___ EXCERPTED PASSAGE

Publicly-listed aircraft lessor Avation has issued a statement to clarify that it currently has no active litigation against lessees, because it has received sufficient commitments from airlines.

“The company wishes to clarify that, notwithstanding recent stories in the press, all the company’s leases remain in force and ongoing,” except those already announced, Avation says in a statement to the London Stock Exchange.

“During the period of the pandemic, the company entered into a number of agreements with airlines to provide them with financial support. As the pandemic has progressed, some of these earlier lease amendment agreements with airlines were superseded and became obsolete,” says the lessor.

“Where appropriate, the company has taken steps to formally terminate these earlier lease amendment agreements in the context of negotiations with airlines for further COVID-19 financial support.”

“Where appropriate, the company does use formal legal proceedings to protect its legal position,” it says.

“However, this has always been in the context of ongoing discussions with airlines in relation to reaching agreement on the settlement of COVID-19 related rental arrears.”

“The company is satisfied that it has, at this stage, received sufficient commitments from its airline customers to suspend further actions in respect to any material claims in active legal proceedings,” it adds.

Avation was responding to a report yesterday by legal news site Law360 which said four subsidiaries of London-listed Avation had filed a claim in the High Court of Justice of England and Wales on 1 October, stating that VietJet Aviation owed it 16 months of rent for six Airbus aircraft. VietJet operates A320-family aircraft.

The report, quoting from documents lodged with court, says Avation was demanding full payment of the outstanding amounts, plus interest within 14 calendar days, totaling to $33.6 million.

In an email, in response to a query from Smart Aviation Asia Pacific, Avation executive chairman, Jeff Chatfield, says the lessor has “no material active litigation” against VietJet.

In the lessor’s statement to the exchange, Chatfield is quoted as saying “in the dialogue with our airline customers, we have needed to strike a balance between supporting them and protecting the company’s revenues, which task has not been easy.”

“We believe we have managed this balance appropriately. The company has made substantial progress in leasing or selling the aircraft returned by Virgin Australia,” says Chatfield, referring to an airline that Avation had leased ATR 72s to and which went into voluntary administration last year.

He says: “Philippine Airlines is retaining our Boeing 777-300ER aircraft and is paying rents under the airline’s plan of reorganization.”

“With the remaining agreements in principle reached with our airline customers, the material COVID-19 challenges facing the company have been navigated, enabling the company to begin looking to recovery and growth,” he adds.

Smart Aviation Asia Pacific contacted VietJet earlier today for comment.

______
___ AVAILABLE DATA

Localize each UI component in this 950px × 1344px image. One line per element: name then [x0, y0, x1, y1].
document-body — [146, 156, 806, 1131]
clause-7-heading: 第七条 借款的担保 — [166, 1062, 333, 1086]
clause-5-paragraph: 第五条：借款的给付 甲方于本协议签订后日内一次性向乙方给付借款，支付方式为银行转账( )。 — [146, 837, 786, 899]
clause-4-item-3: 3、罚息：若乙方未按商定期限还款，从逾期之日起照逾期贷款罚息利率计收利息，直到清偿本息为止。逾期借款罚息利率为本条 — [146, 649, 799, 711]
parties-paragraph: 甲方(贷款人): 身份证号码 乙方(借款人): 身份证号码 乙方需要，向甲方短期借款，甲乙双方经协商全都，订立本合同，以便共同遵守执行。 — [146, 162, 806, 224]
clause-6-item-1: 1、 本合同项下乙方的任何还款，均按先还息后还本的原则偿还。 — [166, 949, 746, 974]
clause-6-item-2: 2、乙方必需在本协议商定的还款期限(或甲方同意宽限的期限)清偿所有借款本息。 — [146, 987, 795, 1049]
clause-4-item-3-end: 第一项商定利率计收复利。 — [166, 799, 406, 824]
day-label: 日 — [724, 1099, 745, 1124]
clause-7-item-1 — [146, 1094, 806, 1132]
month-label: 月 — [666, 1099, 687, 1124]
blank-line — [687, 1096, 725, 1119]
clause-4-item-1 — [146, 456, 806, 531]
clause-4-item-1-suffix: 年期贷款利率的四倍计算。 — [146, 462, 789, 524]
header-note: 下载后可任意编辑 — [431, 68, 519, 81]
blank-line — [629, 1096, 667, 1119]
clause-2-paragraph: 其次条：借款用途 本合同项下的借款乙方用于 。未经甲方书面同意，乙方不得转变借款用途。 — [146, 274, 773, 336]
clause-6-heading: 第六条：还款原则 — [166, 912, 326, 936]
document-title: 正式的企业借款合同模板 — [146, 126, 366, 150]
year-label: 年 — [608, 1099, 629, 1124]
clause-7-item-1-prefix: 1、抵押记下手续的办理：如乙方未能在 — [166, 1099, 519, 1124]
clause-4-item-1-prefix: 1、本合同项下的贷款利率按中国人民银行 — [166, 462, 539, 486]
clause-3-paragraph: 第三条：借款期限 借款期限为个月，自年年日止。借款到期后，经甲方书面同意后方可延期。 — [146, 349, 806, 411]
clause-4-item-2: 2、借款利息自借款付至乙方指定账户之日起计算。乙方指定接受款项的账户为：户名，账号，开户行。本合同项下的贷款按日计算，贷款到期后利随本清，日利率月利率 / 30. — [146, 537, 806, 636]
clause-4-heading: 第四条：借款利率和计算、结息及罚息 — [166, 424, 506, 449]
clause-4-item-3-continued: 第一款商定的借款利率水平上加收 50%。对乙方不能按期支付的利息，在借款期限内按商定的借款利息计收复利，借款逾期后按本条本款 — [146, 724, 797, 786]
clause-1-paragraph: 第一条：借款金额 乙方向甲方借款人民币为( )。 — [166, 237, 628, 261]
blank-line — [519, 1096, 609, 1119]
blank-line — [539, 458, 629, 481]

______

REQUIREMENT: According to the article on Avation's litigation statement, what total amount was Avation demanding from VietJet, per the Law360 report? The items have nothing to do with the text.

RESPONSE TO THIS TASK: $33.6 million, covering the outstanding rent plus interest.